(Entries with figure data)
========
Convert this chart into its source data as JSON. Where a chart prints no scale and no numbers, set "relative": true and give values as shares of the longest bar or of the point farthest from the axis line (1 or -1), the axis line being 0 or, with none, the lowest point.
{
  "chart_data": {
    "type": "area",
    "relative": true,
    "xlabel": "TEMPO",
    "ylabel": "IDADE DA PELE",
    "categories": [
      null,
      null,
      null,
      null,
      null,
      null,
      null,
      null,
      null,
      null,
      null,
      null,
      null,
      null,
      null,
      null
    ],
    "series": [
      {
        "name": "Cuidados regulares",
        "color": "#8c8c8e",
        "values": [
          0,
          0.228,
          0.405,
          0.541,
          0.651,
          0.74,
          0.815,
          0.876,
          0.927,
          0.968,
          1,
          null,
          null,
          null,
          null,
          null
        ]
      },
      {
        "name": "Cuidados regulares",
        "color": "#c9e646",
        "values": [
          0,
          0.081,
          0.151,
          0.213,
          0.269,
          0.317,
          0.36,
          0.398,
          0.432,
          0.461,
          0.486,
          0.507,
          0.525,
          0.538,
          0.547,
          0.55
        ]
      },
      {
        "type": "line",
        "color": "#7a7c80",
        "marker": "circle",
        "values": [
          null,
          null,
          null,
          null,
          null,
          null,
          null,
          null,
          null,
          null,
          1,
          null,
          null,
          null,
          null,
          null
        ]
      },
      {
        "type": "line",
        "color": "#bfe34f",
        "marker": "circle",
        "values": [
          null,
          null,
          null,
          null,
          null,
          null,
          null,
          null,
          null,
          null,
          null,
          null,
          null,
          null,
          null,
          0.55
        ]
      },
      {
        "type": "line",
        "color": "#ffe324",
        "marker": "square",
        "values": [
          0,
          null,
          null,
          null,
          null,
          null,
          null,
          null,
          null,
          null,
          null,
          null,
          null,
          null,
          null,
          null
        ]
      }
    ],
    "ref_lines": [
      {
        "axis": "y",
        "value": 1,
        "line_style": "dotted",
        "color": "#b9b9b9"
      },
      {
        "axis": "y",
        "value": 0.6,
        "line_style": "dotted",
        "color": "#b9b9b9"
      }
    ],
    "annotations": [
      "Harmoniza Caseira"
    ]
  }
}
========
* TASK OBJECTIVE: Repeat back the data above, exact to the last character.

* FULL OUTPUT:
Convert this chart into its source data as JSON. Where a chart prints no scale and no numbers, set "relative": true and give values as shares of the longest bar or of the point farthest from the axis line (1 or -1), the axis line being 0 or, with none, the lowest point.
{
  "chart_data": {
    "type": "area",
    "relative": true,
    "xlabel": "TEMPO",
    "ylabel": "IDADE DA PELE",
    "categories": [
      null,
      null,
      null,
      null,
      null,
      null,
      null,
      null,
      null,
      null,
      null,
      null,
      null,
      null,
      null,
      null
    ],
    "series": [
      {
        "name": "Cuidados regulares",
        "color": "#8c8c8e",
        "values": [
          0,
          0.228,
          0.405,
          0.541,
          0.651,
          0.74,
          0.815,
          0.876,
          0.927,
          0.968,
          1,
          null,
          null,
          null,
          null,
          null
        ]
      },
      {
        "name": "Cuidados regulares",
        "color": "#c9e646",
        "values": [
          0,
          0.081,
          0.151,
          0.213,
          0.269,
          0.317,
          0.36,
          0.398,
          0.432,
          0.461,
          0.486,
          0.507,
          0.525,
          0.538,
          0.547,
          0.55
        ]
      },
      {
        "type": "line",
        "color": "#7a7c80",
        "marker": "circle",
        "values": [
          null,
          null,
          null,
          null,
          null,
          null,
          null,
          null,
          null,
          null,
          1,
          null,
          null,
          null,
          null,
          null
        ]
      },
      {
        "type": "line",
        "color": "#bfe34f",
        "marker": "circle",
        "values": [
          null,
          null,
          null,
          null,
          null,
          null,
          null,
          null,
          null,
          null,
          null,
          null,
          null,
          null,
          null,
          0.55
        ]
      },
      {
        "type": "line",
        "color": "#ffe324",
        "marker": "square",
        "values": [
          0,
          null,
          null,
          null,
          null,
          null,
          null,
          null,
          null,
          null,
          null,
          null,
          null,
          null,
          null,
          null
        ]
      }
    ],
    "ref_lines": [
      {
        "axis": "y",
        "value": 1,
        "line_style": "dotted",
        "color": "#b9b9b9"
      },
      {
        "axis": "y",
        "value": 0.6,
        "line_style": "dotted",
        "color": "#b9b9b9"
      }
    ],
    "annotations": [
      "Harmoniza Caseira"
    ]
  }
}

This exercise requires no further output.